## Begin SUPPLIED RECORDS

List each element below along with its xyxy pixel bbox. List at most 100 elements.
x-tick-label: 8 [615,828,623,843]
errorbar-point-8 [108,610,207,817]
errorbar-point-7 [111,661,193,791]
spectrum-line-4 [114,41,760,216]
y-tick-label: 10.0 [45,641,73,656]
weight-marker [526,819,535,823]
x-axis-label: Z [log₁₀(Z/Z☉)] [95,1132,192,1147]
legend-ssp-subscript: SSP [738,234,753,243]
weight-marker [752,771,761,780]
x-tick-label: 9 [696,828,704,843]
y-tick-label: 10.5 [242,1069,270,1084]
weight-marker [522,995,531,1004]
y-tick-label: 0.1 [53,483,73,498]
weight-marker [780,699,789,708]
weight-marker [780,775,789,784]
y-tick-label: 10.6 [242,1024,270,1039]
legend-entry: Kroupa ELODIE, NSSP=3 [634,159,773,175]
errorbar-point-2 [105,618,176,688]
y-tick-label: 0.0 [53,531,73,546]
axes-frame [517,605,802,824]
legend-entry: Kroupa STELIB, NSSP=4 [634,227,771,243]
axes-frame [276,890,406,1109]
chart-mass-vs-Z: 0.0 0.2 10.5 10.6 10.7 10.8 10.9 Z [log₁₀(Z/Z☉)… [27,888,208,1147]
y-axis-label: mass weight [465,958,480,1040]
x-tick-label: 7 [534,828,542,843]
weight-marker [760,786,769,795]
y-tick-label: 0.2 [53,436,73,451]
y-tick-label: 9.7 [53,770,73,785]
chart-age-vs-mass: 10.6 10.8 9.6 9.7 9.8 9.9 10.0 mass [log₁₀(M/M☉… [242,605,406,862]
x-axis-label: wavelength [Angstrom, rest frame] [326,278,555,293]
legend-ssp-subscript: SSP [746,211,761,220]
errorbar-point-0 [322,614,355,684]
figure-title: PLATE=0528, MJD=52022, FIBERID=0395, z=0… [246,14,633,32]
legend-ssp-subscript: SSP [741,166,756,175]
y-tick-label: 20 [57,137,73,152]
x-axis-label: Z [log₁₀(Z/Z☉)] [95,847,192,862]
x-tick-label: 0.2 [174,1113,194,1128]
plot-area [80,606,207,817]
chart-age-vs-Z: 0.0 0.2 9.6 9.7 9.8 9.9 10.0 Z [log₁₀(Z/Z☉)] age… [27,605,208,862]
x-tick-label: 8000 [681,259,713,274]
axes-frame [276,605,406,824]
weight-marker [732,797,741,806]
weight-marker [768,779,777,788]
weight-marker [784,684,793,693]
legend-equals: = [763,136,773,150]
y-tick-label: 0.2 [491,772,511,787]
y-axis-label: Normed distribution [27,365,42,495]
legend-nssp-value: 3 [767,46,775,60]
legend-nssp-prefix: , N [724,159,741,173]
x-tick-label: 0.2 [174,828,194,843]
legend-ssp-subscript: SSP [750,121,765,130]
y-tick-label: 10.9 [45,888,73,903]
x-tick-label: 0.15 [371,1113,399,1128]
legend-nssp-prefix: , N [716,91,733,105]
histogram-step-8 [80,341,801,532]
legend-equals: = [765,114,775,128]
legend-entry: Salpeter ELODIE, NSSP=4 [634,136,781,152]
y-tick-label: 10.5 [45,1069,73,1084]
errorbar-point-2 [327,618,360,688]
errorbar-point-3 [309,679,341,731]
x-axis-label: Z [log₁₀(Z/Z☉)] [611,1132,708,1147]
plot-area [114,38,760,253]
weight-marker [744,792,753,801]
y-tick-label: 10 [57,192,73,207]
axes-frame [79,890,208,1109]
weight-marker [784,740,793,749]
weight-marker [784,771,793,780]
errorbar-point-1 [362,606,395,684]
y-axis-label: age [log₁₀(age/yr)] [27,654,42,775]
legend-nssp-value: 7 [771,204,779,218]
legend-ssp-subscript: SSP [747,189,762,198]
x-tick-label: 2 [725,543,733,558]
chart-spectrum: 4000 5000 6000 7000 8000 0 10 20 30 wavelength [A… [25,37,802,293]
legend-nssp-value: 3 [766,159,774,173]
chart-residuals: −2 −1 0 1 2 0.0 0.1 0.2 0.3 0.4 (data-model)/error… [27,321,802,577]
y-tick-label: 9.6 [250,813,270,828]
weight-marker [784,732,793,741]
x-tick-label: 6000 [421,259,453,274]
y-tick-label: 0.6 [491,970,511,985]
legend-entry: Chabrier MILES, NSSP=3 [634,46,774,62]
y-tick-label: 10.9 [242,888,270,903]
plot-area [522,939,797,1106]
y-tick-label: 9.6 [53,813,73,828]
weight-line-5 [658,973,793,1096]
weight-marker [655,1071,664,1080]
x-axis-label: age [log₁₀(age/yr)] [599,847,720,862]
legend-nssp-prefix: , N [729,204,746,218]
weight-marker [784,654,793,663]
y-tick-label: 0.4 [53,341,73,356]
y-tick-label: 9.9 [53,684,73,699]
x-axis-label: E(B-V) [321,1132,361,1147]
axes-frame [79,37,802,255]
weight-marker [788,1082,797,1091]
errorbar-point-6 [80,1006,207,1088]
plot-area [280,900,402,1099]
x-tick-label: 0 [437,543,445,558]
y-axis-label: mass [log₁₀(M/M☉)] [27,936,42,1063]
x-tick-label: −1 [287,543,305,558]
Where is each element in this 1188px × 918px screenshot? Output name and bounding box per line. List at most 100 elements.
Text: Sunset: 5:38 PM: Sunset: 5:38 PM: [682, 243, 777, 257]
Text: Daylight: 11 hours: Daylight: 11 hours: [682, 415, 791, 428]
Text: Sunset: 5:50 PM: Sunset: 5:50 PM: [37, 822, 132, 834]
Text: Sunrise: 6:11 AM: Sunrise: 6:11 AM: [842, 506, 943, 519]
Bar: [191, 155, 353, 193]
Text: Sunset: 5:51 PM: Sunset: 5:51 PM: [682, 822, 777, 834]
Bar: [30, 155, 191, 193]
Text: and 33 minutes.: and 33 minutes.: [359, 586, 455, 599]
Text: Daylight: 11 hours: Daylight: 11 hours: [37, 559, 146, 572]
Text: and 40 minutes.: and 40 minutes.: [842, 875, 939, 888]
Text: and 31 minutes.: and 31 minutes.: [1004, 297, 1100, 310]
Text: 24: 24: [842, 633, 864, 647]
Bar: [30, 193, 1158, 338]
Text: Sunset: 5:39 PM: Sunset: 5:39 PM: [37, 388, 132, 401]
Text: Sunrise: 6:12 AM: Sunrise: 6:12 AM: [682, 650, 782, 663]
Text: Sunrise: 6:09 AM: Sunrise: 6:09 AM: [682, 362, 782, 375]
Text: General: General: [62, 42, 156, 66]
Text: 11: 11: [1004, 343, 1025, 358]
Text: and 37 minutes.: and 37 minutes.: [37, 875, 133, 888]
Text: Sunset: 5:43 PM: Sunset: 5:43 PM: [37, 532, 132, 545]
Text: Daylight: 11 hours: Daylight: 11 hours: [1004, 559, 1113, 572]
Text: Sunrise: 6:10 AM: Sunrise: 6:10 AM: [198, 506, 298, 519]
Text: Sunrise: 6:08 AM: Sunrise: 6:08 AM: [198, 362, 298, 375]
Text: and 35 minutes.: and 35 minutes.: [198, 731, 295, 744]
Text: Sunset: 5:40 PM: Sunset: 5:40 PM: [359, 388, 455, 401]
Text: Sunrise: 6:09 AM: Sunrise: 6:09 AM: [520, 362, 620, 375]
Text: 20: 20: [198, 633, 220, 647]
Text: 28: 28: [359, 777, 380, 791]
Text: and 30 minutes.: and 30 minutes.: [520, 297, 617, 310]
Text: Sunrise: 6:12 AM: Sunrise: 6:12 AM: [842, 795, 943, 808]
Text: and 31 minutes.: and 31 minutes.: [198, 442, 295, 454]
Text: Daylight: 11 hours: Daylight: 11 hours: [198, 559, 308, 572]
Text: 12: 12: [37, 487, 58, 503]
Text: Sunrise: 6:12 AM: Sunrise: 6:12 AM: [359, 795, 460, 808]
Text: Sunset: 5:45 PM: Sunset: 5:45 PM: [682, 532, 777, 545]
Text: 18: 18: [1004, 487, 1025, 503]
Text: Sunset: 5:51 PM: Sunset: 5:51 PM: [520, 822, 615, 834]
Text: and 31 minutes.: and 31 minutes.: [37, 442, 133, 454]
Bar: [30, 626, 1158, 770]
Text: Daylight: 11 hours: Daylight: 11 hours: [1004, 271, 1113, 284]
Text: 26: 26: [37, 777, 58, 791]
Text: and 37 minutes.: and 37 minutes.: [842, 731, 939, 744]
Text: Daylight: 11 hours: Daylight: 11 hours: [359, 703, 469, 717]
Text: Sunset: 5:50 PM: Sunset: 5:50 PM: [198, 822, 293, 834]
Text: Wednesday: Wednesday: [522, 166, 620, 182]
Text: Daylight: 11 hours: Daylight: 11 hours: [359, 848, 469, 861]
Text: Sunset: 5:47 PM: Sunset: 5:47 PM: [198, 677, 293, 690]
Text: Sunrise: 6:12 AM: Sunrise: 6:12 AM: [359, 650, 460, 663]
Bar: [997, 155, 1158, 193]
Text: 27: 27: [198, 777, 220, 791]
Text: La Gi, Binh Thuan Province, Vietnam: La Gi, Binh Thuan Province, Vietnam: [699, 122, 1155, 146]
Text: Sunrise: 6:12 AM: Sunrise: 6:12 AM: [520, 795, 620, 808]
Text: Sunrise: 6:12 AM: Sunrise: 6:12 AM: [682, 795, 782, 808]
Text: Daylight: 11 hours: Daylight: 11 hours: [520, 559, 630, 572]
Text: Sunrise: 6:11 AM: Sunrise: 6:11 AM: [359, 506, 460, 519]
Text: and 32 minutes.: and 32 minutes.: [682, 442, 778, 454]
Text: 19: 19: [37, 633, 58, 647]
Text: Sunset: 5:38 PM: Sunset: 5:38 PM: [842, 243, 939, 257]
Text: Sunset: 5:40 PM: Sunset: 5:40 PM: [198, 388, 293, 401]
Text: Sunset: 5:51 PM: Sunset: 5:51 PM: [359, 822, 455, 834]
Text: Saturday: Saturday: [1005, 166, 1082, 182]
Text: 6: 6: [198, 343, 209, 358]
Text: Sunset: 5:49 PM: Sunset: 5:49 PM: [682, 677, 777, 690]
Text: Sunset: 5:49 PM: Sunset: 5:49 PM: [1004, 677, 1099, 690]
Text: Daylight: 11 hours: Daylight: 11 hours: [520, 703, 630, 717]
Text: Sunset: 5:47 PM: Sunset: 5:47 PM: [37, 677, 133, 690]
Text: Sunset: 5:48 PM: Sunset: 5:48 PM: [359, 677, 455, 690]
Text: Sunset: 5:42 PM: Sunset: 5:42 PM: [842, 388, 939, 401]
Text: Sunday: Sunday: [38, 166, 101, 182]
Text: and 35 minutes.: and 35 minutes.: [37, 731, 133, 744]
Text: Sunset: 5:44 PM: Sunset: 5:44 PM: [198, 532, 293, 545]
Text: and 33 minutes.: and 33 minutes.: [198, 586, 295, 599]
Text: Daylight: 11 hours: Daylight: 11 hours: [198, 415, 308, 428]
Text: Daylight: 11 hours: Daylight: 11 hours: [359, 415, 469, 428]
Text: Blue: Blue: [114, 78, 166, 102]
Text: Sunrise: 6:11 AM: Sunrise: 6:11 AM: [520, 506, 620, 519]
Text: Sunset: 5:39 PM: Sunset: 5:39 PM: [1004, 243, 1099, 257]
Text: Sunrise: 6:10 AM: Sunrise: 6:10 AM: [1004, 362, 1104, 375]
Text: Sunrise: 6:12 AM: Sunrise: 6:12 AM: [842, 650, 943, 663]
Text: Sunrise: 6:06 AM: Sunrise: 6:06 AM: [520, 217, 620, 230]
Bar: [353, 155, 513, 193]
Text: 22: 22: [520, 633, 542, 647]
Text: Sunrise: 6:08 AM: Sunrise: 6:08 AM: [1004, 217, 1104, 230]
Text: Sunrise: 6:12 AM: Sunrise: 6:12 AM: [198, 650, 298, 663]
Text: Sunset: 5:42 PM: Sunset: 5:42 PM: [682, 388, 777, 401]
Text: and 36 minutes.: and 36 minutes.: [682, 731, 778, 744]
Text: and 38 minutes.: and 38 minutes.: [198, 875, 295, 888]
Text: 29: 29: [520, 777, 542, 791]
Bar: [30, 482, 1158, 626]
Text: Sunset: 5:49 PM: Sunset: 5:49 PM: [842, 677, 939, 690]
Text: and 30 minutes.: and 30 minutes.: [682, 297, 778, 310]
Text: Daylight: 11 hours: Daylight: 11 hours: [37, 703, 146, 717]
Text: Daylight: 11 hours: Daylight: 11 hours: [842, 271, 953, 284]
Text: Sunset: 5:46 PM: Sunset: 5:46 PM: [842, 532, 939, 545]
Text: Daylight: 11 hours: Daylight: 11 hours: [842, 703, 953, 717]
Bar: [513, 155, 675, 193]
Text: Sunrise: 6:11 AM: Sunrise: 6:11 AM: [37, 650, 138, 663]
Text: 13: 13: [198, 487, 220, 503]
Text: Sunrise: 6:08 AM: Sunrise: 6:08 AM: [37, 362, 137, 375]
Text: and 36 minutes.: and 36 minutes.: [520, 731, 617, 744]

## End SUPPLIED RECORDS

WORK REQUIRED
Swap "weight-marker" for "mass-marker" throughout the stretch from the first of the rows above through the row containing "weight-marker [752,771,761,780]", leaving everything else unchanged, and give those rows only.

WRITTEN ANSWER
List each element below along with its xyxy pixel bbox. List at most 100 elements.
x-tick-label: 8 [615,828,623,843]
errorbar-point-8 [108,610,207,817]
errorbar-point-7 [111,661,193,791]
spectrum-line-4 [114,41,760,216]
y-tick-label: 10.0 [45,641,73,656]
mass-marker [526,819,535,823]
x-axis-label: Z [log₁₀(Z/Z☉)] [95,1132,192,1147]
legend-ssp-subscript: SSP [738,234,753,243]
mass-marker [752,771,761,780]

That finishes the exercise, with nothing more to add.